┌─ Excerpt provided
Fellow country men and women, we may have all along been docile but it is now time to stand up and fight this selfishness. How on earth can a poor country afford to spend billions to build castles for its past presidents, when thousands and thousands of our people are homeless? Money to build castles is suddenly there when the President has always been claiming the government has no money. What greed!

Surprising enough, no civic leader, no church leader, no opposition leader, not even the vibrant UNZASU has seen anything wrong. Zambia has never had leaders but only rulers. If we had, the country would not be sacrificed the way it is being sacrificed.

I love the state of Israel, they don’t just give prime ministership on silver platas, unless you have sacrificed for the country. Country men and women, even docility has a limit, time to oppose this greed is now. If we don’t, posterity will not forgive us.

Minimum wage
By L.M.K Esq, Lusaka
Friday March 09, 2007 [02:00]

I truly support Aeneas Chuma’s comments on the minimum wage and the food basket.

There is true mathematics in this: According to the Central Statistical Office (CSO) food basket as at February 2007 stood at K713,507 for a familiy of six per month. Other needs = K1,160,448 per month. Now, K713,507= Food per month for six people. Basic needs = K446,941 per month for six people.

Therefore, if the minimum wage as it is now is K268,000 what labour laws do they talk about?
What can someone buy from this change? It’s true they should review these labour laws they think they have successfully imposed because as at now no one is benefiting.

If we had people like Chuma who would stand and speak for the people who sees the true suffering of Zambian and K268,000 as babaric minimum wage, we would have been liberated. This to me must be a debate for all Zambains to freely participate in on both national radio and television. When is a Zambian going to enjoy true independence and freedom? Thanks to Aeneas Chuma.

Nurses' conduct
By Concerned citizen
Friday March 09, 2007 [02:00]

I want to say something about rude nurses. These professinals are basically there to give medical care to the sick. But what happened to my family in Monze on 31st December 2006 was so sad.

On this day, we lost our mother around midnight but instead of showing sympathy and respect, this particular young nurse displayed only rudeness and roughness as we mourned and waited for someone to certify our mother dead. We had to wait until 05:30 hours when a clinical officer (who apparently had been sleeping in one of the offices) came and attended to us.
└─
┌─ Supplied information
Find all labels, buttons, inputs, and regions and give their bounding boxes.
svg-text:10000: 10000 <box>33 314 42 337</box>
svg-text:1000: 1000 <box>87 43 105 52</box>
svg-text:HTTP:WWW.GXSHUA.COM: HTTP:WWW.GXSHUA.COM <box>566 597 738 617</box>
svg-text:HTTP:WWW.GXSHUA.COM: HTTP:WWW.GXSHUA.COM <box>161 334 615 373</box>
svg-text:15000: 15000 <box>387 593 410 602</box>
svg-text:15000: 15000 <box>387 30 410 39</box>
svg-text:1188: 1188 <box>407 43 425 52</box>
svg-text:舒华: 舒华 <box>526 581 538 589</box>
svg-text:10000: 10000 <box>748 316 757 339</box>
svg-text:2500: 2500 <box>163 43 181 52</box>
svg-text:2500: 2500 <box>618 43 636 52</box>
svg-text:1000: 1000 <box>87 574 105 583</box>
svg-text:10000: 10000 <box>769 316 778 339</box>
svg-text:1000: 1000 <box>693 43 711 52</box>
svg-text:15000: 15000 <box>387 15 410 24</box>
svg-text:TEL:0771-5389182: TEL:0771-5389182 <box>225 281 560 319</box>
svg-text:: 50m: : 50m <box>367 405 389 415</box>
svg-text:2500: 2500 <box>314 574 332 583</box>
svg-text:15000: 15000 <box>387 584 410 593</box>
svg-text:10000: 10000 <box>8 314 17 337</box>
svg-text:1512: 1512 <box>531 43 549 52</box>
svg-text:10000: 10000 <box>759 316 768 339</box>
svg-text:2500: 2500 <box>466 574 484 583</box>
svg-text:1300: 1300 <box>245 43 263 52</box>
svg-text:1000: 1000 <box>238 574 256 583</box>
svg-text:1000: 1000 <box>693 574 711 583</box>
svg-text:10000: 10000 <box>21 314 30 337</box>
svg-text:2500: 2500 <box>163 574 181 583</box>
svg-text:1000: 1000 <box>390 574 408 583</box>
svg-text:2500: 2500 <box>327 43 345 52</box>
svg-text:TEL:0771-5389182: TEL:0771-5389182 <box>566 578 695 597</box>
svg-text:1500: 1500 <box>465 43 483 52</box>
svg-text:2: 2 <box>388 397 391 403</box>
└─
What to do:
Retype the passage from the readers' letters above exactly, starting at "Fellow country men" and ending at "money. What greed!".

Response:
Fellow country men and women, we may have all along been docile but it is now time to stand up and fight this selfishness. How on earth can a poor country afford to spend billions to build castles for its past presidents, when thousands and thousands of our people are homeless? Money to build castles is suddenly there when the President has always been claiming the government has no money. What greed!